* Exercise: Lines containing "каната" are to be counted. Give the number and nothing more.

(Collected data entries)
============

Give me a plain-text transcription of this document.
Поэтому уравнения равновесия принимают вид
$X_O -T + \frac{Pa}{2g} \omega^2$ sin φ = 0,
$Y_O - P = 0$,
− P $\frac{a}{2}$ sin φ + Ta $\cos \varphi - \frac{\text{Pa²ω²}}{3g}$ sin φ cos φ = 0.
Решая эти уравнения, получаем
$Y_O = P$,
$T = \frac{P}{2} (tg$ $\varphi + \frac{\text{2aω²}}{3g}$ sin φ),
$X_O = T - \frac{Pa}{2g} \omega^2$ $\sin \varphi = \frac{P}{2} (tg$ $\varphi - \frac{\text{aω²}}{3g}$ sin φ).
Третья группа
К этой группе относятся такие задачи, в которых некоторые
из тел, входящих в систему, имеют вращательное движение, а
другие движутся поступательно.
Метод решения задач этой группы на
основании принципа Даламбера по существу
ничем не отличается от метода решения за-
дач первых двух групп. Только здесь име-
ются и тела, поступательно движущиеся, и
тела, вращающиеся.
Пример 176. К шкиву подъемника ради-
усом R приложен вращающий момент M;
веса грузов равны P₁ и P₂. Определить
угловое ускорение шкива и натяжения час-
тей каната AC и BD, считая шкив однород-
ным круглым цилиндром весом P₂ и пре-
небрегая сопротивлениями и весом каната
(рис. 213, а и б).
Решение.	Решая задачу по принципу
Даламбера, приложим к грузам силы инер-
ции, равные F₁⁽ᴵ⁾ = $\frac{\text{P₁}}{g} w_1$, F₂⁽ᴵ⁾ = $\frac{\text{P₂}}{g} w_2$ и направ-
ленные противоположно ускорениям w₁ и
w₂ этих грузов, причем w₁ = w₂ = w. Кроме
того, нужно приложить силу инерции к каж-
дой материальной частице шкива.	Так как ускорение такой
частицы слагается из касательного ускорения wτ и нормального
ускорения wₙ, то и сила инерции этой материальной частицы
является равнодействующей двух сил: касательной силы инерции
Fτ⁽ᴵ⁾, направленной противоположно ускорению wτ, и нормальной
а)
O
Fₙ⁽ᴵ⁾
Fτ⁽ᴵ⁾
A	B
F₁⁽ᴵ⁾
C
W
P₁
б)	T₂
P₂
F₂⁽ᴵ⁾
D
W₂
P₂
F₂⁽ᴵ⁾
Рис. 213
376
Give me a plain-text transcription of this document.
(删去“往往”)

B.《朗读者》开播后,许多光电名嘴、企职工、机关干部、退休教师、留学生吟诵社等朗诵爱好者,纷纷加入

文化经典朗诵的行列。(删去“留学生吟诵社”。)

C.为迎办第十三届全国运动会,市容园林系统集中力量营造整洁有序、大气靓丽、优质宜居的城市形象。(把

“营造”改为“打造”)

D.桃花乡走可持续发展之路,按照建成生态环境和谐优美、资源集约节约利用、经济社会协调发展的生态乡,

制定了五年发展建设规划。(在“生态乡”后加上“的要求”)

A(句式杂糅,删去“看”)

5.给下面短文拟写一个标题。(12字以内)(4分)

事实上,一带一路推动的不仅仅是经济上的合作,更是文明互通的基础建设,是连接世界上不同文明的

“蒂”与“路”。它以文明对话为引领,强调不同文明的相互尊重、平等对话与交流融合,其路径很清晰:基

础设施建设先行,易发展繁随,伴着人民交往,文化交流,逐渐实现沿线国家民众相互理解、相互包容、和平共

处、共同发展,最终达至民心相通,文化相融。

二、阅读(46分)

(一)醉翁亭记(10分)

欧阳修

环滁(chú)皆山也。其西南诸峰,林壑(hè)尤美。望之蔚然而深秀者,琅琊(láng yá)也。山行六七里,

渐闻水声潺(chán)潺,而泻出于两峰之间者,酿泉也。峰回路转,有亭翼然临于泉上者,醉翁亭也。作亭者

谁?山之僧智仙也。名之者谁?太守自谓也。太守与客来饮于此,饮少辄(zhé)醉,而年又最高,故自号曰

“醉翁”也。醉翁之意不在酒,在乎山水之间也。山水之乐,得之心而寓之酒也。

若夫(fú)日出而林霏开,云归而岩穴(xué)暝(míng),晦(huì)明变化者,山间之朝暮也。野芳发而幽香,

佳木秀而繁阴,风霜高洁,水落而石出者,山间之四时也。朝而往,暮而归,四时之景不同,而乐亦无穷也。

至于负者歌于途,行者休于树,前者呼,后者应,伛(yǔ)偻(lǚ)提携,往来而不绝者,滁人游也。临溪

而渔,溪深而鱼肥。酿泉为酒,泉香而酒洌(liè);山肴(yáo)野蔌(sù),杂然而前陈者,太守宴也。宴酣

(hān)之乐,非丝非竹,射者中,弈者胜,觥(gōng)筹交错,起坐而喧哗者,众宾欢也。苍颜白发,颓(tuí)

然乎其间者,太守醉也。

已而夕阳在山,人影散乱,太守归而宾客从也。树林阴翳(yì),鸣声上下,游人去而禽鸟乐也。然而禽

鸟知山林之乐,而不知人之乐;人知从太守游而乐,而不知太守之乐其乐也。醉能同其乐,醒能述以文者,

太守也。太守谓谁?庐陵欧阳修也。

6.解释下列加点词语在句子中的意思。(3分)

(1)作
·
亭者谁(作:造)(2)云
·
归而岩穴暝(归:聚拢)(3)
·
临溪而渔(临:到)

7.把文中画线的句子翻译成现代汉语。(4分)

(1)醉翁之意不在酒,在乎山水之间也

============

* Answer to the task: 2